Records that describe figures
"""
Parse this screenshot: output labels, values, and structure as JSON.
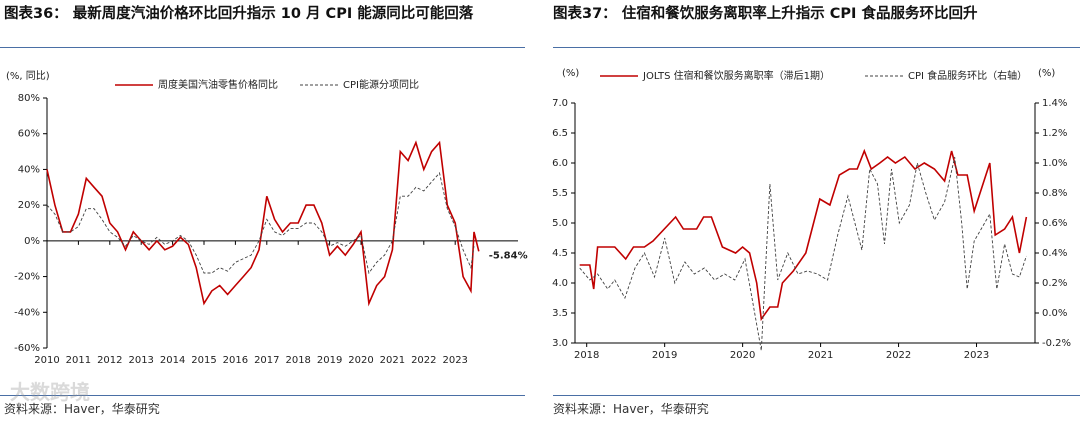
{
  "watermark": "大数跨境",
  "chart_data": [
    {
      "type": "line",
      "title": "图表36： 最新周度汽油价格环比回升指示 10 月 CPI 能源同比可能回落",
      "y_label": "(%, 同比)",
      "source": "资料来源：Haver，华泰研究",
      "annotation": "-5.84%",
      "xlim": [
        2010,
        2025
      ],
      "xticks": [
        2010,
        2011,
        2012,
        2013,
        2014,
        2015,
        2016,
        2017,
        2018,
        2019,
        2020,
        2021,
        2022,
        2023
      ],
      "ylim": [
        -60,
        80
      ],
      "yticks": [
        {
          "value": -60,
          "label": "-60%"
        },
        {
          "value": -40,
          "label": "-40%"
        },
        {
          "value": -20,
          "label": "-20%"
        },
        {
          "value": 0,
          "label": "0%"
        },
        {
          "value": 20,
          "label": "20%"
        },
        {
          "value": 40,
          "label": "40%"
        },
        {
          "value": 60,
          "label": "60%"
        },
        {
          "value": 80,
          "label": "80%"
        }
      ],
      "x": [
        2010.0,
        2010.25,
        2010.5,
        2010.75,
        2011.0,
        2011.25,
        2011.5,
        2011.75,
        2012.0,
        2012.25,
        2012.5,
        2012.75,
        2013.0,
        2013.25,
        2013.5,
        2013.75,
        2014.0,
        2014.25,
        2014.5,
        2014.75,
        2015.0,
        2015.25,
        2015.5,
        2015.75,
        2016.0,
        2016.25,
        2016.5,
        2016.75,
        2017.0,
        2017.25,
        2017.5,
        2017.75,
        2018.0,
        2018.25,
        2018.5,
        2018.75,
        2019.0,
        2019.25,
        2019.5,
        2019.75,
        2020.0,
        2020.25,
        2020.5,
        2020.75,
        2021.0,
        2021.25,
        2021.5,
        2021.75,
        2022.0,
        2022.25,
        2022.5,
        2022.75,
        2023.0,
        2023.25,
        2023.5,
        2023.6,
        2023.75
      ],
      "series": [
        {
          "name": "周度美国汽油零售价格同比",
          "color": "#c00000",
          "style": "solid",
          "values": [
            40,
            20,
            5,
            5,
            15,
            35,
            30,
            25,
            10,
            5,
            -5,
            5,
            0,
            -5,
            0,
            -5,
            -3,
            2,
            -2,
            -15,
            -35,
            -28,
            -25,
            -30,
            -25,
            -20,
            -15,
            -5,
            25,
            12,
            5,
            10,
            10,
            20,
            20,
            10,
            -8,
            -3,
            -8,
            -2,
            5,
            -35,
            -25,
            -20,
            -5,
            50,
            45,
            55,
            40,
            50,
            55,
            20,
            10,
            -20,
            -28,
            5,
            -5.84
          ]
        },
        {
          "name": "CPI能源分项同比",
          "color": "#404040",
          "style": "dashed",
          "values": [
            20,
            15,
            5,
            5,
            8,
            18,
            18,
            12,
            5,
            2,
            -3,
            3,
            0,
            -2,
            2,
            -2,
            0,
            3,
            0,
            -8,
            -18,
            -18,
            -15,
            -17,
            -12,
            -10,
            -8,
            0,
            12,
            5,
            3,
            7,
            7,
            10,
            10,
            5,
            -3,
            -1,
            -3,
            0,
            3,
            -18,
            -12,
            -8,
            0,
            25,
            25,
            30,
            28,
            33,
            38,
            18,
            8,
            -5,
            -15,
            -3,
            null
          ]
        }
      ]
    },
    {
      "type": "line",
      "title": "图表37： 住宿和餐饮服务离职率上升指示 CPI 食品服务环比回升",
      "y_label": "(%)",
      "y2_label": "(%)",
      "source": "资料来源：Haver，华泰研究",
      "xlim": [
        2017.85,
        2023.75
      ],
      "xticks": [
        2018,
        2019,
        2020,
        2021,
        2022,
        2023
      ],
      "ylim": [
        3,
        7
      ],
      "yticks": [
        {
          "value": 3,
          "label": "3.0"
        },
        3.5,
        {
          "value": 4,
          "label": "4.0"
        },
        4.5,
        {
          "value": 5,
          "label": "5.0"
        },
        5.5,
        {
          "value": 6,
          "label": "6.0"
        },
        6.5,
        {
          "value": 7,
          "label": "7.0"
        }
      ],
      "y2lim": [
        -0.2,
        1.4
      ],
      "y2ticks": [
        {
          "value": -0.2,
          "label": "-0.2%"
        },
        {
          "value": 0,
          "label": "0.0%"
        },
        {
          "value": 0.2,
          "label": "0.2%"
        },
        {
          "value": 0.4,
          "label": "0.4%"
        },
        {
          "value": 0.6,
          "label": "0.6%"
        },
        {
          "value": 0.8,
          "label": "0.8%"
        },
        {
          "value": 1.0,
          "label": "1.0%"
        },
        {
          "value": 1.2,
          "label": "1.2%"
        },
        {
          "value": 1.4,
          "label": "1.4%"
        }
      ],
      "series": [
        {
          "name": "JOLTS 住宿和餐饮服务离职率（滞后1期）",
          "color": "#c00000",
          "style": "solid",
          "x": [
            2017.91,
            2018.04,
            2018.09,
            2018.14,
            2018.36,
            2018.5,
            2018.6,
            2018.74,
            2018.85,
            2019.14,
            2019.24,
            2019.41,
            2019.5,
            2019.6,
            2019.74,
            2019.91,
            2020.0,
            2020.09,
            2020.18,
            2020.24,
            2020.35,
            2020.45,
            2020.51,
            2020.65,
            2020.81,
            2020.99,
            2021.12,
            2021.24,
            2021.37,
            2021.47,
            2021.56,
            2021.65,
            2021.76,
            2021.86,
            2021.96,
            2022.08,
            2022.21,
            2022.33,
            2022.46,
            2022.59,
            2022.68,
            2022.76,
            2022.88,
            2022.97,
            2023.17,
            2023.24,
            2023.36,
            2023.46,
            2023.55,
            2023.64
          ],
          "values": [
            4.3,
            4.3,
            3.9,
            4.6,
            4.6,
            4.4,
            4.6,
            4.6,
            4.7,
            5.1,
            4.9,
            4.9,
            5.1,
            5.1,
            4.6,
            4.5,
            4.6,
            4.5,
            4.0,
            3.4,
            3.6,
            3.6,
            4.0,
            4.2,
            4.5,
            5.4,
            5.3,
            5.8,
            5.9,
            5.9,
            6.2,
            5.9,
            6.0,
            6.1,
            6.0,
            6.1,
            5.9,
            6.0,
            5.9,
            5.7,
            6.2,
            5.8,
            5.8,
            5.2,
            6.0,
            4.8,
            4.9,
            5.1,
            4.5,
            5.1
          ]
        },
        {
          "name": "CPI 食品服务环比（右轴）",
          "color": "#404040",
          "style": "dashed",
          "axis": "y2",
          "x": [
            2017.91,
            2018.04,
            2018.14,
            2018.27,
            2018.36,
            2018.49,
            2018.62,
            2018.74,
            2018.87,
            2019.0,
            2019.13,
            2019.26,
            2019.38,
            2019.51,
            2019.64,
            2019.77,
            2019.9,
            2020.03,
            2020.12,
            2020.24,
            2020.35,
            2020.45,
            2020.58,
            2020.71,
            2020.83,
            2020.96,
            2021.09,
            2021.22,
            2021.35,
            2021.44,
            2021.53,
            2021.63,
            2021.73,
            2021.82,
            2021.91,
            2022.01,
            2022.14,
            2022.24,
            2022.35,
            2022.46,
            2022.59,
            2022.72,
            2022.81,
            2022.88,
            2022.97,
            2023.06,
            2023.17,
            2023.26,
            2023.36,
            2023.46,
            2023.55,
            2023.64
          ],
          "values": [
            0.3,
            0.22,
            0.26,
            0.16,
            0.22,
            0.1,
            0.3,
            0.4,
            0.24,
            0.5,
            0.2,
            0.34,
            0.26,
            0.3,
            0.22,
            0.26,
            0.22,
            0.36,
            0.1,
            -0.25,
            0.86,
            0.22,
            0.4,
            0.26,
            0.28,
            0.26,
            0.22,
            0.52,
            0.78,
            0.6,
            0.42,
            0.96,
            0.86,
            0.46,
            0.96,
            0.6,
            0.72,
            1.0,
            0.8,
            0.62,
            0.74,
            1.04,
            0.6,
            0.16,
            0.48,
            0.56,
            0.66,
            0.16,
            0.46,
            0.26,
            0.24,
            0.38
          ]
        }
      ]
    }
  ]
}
"""
"""
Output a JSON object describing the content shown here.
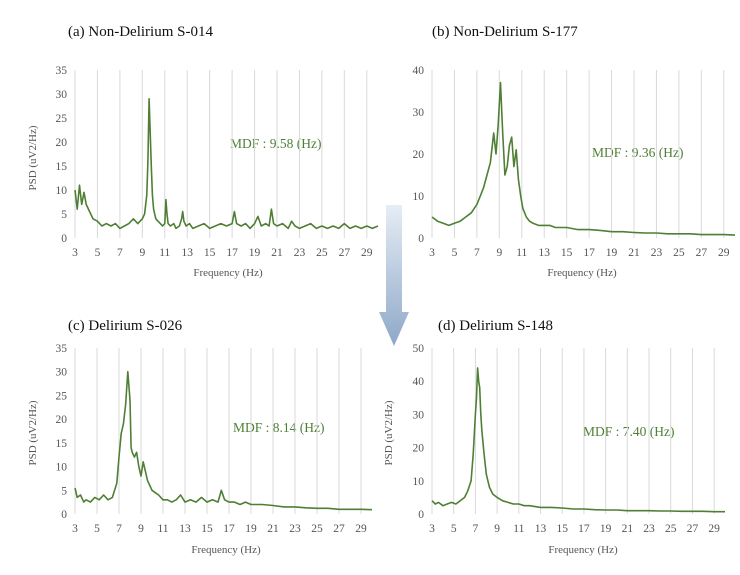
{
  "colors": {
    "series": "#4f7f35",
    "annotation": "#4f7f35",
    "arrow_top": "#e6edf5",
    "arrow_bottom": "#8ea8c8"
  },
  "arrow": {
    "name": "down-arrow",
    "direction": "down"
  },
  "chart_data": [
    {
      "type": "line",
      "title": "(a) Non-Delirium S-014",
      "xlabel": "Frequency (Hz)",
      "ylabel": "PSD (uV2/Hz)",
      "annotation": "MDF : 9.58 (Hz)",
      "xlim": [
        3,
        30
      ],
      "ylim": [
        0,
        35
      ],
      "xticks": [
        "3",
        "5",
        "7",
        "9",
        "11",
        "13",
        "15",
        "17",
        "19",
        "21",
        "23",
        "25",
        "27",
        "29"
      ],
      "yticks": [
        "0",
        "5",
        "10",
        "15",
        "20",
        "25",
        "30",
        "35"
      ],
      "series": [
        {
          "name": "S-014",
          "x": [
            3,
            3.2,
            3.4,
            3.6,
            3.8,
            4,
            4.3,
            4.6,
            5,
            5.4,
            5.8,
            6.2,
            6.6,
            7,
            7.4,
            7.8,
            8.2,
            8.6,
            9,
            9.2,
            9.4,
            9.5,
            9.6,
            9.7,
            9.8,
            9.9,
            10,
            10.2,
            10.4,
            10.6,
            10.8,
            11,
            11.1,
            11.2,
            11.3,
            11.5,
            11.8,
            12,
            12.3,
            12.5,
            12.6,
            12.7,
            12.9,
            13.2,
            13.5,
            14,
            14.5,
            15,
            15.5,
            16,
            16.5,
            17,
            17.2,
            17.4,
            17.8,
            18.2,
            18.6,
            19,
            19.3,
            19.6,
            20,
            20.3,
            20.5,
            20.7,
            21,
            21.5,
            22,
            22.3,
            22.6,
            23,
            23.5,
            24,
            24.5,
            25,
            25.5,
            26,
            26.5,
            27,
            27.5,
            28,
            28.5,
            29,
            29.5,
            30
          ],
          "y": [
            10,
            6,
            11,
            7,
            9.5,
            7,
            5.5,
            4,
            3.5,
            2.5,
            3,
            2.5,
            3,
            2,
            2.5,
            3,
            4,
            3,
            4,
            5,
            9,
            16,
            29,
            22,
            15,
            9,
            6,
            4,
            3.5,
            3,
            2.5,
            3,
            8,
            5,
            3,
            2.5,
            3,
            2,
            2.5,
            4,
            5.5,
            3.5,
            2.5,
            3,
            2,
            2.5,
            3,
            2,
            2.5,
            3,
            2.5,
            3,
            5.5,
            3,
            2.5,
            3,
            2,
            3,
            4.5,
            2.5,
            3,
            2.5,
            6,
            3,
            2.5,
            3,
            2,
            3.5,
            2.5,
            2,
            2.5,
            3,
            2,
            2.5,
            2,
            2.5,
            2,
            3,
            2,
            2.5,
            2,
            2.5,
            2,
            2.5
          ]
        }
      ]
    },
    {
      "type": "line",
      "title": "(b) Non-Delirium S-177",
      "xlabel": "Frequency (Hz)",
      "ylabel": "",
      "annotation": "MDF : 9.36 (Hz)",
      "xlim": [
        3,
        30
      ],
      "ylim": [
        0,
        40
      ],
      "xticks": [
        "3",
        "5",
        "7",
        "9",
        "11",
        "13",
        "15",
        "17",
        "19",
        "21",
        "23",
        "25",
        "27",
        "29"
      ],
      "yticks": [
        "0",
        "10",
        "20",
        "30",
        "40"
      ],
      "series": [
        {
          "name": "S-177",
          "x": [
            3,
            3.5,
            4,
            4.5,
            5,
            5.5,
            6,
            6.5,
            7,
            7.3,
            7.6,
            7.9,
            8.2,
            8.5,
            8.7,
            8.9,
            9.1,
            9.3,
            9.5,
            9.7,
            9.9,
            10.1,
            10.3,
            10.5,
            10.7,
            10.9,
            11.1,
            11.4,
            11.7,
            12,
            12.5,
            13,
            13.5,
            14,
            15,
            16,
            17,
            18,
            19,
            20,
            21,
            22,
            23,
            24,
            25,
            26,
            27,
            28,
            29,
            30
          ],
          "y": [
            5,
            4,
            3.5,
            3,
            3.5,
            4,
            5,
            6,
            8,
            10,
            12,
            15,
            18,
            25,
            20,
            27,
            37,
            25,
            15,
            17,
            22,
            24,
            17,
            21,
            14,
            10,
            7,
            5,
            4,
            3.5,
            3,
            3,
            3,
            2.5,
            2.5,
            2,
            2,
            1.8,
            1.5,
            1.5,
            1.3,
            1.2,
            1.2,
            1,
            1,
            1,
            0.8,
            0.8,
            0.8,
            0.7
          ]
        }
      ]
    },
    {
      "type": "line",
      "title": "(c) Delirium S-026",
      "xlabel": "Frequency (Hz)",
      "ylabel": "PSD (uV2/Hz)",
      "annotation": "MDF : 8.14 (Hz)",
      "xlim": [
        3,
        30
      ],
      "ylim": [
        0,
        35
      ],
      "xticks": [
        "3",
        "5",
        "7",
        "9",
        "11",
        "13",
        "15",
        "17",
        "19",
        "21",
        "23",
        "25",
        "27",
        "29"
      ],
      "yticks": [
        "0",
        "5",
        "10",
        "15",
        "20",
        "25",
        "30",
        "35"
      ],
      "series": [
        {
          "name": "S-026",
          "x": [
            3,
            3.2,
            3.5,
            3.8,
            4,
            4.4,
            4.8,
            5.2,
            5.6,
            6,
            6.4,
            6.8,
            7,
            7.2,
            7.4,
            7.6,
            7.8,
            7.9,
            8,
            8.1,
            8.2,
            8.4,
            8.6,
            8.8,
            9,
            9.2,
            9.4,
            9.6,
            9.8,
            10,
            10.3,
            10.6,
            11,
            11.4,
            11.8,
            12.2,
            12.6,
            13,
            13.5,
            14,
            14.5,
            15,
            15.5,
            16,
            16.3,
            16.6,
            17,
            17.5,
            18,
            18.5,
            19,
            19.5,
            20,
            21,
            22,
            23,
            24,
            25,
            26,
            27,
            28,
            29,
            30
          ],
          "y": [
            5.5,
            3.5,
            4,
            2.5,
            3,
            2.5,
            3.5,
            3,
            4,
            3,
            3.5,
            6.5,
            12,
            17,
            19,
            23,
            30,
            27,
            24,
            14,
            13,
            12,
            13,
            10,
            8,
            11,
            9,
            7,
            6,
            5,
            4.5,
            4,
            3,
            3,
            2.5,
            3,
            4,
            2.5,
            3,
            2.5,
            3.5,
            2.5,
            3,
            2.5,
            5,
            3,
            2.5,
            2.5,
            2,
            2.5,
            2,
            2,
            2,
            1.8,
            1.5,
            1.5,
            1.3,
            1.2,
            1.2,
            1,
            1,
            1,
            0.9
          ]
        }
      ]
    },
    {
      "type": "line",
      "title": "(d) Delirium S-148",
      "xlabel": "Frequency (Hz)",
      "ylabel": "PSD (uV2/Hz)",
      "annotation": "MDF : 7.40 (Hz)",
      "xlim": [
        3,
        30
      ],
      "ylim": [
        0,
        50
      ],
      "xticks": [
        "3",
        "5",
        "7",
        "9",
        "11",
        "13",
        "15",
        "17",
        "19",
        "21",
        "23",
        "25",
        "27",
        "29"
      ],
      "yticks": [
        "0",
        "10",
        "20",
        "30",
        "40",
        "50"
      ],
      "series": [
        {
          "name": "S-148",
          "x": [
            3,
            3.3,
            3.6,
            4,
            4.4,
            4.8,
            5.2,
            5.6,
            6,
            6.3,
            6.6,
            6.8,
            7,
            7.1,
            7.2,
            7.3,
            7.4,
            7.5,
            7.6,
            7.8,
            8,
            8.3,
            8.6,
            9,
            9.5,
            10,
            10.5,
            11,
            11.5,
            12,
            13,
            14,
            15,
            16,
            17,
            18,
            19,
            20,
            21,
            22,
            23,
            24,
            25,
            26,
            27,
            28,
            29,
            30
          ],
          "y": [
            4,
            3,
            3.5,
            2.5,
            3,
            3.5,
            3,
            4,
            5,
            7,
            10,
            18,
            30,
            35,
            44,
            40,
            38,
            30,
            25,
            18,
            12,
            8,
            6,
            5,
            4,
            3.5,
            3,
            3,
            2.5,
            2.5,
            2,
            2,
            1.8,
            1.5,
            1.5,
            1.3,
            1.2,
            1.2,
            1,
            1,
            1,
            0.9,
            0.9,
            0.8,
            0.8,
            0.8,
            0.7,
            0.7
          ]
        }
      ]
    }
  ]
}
"""
▸ Requirement:
Find the lines above holding the word "title" and show them.

▸ Reply to the exercise:
      "title": "图表36： 最新周度汽油价格环比回升指示 10 月 CPI 能源同比可能回落",
      "title": "图表37： 住宿和餐饮服务离职率上升指示 CPI 食品服务环比回升",
      "title": "(a) Non-Delirium S-014",
      "title": "(b) Non-Delirium S-177",
      "title": "(c) Delirium S-026",
      "title": "(d) Delirium S-148",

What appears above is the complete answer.